** Begin RECORDS **
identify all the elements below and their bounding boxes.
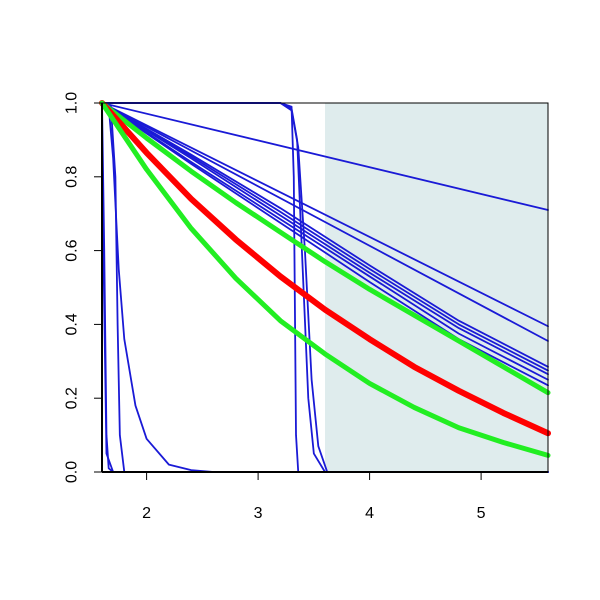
series-line-blue-2 xyxy=(101,102,549,342)
y-tick-label-2: 0.4 xyxy=(64,313,81,335)
x-tick-label-1: 3 xyxy=(254,505,263,522)
x-tick-label-3: 5 xyxy=(477,505,486,522)
series-line-green-15 xyxy=(99,100,551,396)
x-tick-label-0: 2 xyxy=(142,505,151,522)
series-line-blue-4 xyxy=(101,102,549,372)
y-tick-label-3: 0.6 xyxy=(64,239,81,261)
series-line-red-16 xyxy=(99,100,551,437)
series-line-blue-11 xyxy=(101,102,549,473)
y-tick-label-0: 0.0 xyxy=(64,461,81,483)
series-line-blue-0 xyxy=(101,102,549,211)
series-line-blue-3 xyxy=(101,102,549,368)
y-tick-label-5: 1.0 xyxy=(64,92,81,114)
series-line-green-17 xyxy=(99,100,551,458)
y-tick-label-4: 0.8 xyxy=(64,166,81,188)
series-line-blue-5 xyxy=(101,102,549,376)
x-tick-label-2: 4 xyxy=(365,505,374,522)
y-tick-label-1: 0.2 xyxy=(64,387,81,409)
series-line-blue-6 xyxy=(101,102,549,381)
series-line-blue-1 xyxy=(101,102,549,328)
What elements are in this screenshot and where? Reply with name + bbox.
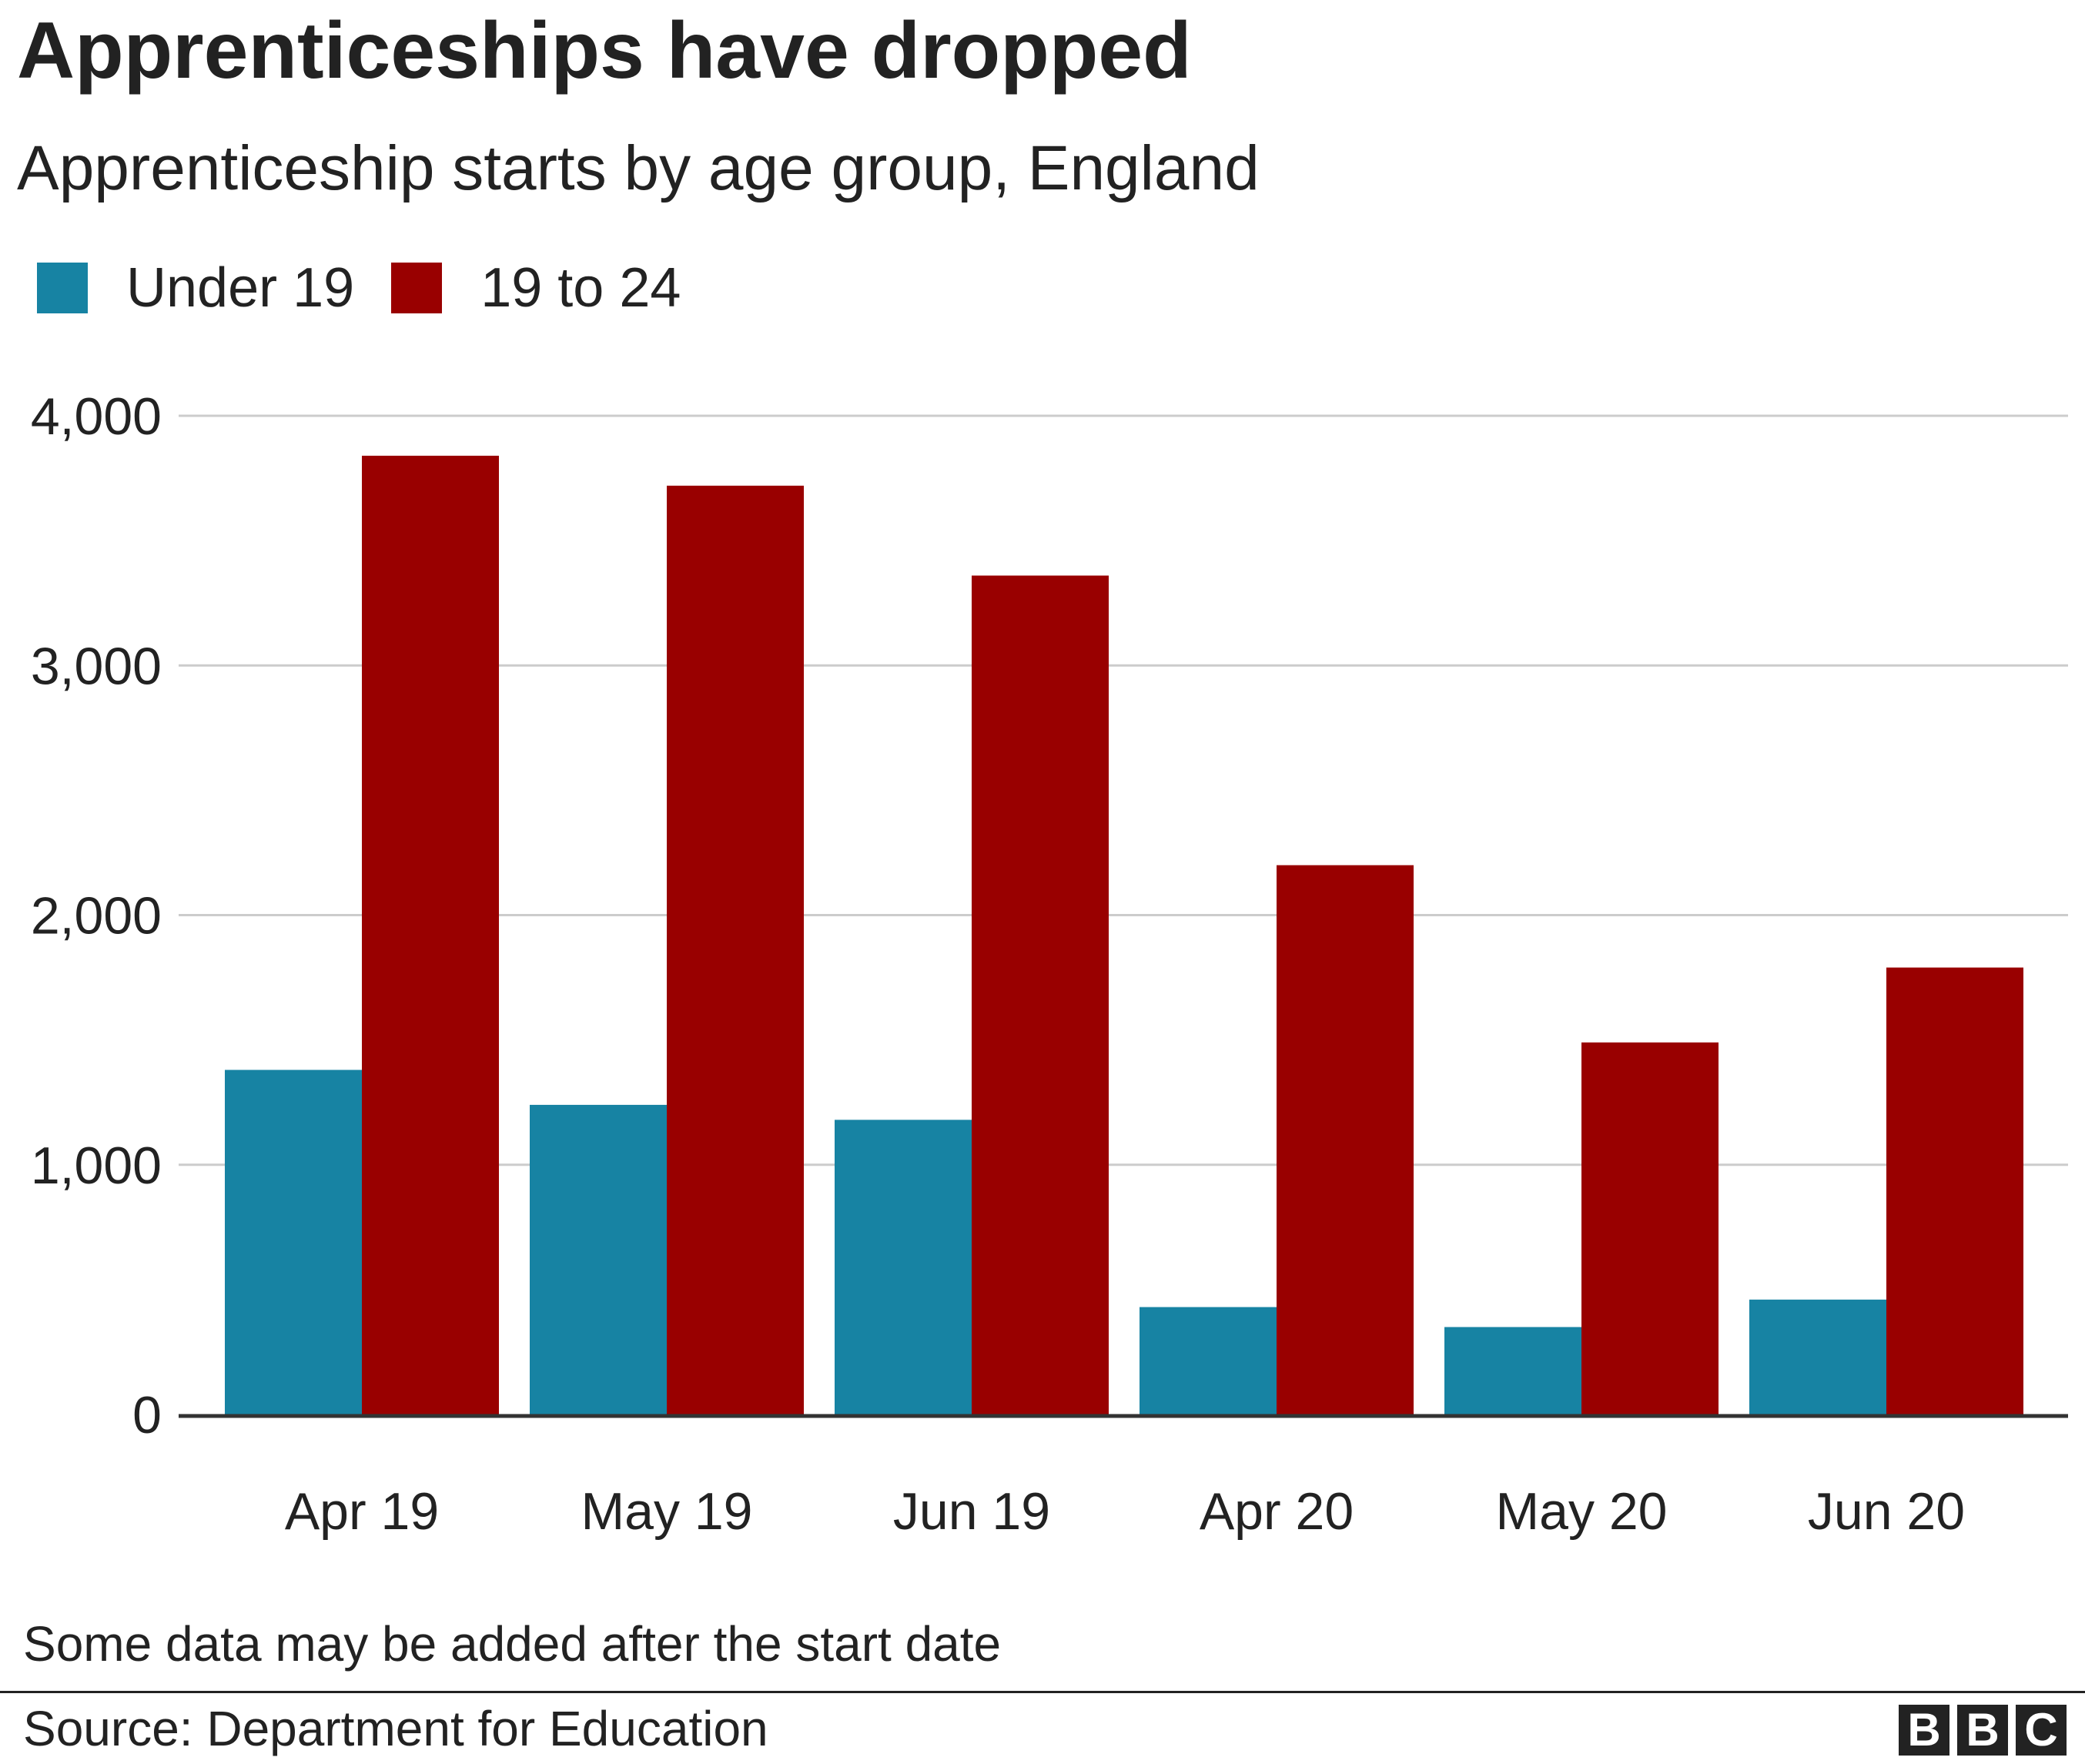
** End RECORDS **
Print every line of the entries above without changing anything, but leave out the pictures.

identify all the elements below and their bounding boxes.
series-line-blue-2 xyxy=(101,102,549,342)
y-tick-label-2: 0.4 xyxy=(64,313,81,335)
x-tick-label-1: 3 xyxy=(254,505,263,522)
x-tick-label-3: 5 xyxy=(477,505,486,522)
series-line-green-15 xyxy=(99,100,551,396)
x-tick-label-0: 2 xyxy=(142,505,151,522)
series-line-blue-4 xyxy=(101,102,549,372)
y-tick-label-3: 0.6 xyxy=(64,239,81,261)
series-line-red-16 xyxy=(99,100,551,437)
series-line-blue-11 xyxy=(101,102,549,473)
y-tick-label-0: 0.0 xyxy=(64,461,81,483)
series-line-blue-0 xyxy=(101,102,549,211)
series-line-blue-3 xyxy=(101,102,549,368)
y-tick-label-5: 1.0 xyxy=(64,92,81,114)
series-line-green-17 xyxy=(99,100,551,458)
y-tick-label-4: 0.8 xyxy=(64,166,81,188)
series-line-blue-5 xyxy=(101,102,549,376)
x-tick-label-2: 4 xyxy=(365,505,374,522)
y-tick-label-1: 0.2 xyxy=(64,387,81,409)
series-line-blue-6 xyxy=(101,102,549,381)
series-line-blue-1 xyxy=(101,102,549,328)
What elements are in this screenshot and where? Reply with name + bbox.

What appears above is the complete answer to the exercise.